Saved entries:
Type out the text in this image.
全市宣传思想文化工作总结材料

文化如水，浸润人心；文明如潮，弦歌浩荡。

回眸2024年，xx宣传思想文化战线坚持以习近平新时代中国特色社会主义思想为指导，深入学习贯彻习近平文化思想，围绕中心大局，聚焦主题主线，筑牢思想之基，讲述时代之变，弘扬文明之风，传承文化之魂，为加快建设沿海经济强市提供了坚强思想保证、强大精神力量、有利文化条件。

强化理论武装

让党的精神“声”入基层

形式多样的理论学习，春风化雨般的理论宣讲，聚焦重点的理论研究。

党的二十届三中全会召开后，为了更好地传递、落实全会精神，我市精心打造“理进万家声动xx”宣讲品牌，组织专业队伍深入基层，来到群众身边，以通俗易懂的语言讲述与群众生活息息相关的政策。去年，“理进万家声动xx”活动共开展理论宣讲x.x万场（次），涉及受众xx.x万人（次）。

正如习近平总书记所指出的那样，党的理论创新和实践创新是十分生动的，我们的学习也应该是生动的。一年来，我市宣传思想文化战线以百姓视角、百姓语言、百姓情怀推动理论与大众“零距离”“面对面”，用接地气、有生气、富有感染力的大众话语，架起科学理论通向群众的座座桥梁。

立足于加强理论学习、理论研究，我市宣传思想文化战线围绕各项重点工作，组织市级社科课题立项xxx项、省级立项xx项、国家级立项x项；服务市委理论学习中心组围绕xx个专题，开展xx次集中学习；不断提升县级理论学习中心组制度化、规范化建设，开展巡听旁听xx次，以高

> _To do_
Give an exact repetition of all the material.

> _Solution to the problem_
Type out the text in this image.
全市宣传思想文化工作总结材料

文化如水，浸润人心；文明如潮，弦歌浩荡。

回眸2024年，xx宣传思想文化战线坚持以习近平新时代中国特色社会主义思想为指导，深入学习贯彻习近平文化思想，围绕中心大局，聚焦主题主线，筑牢思想之基，讲述时代之变，弘扬文明之风，传承文化之魂，为加快建设沿海经济强市提供了坚强思想保证、强大精神力量、有利文化条件。

强化理论武装

让党的精神“声”入基层

形式多样的理论学习，春风化雨般的理论宣讲，聚焦重点的理论研究。

党的二十届三中全会召开后，为了更好地传递、落实全会精神，我市精心打造“理进万家声动xx”宣讲品牌，组织专业队伍深入基层，来到群众身边，以通俗易懂的语言讲述与群众生活息息相关的政策。去年，“理进万家声动xx”活动共开展理论宣讲x.x万场（次），涉及受众xx.x万人（次）。

正如习近平总书记所指出的那样，党的理论创新和实践创新是十分生动的，我们的学习也应该是生动的。一年来，我市宣传思想文化战线以百姓视角、百姓语言、百姓情怀推动理论与大众“零距离”“面对面”，用接地气、有生气、富有感染力的大众话语，架起科学理论通向群众的座座桥梁。

立足于加强理论学习、理论研究，我市宣传思想文化战线围绕各项重点工作，组织市级社科课题立项xxx项、省级立项xx项、国家级立项x项；服务市委理论学习中心组围绕xx个专题，开展xx次集中学习；不断提升县级理论学习中心组制度化、规范化建设，开展巡听旁听xx次，以高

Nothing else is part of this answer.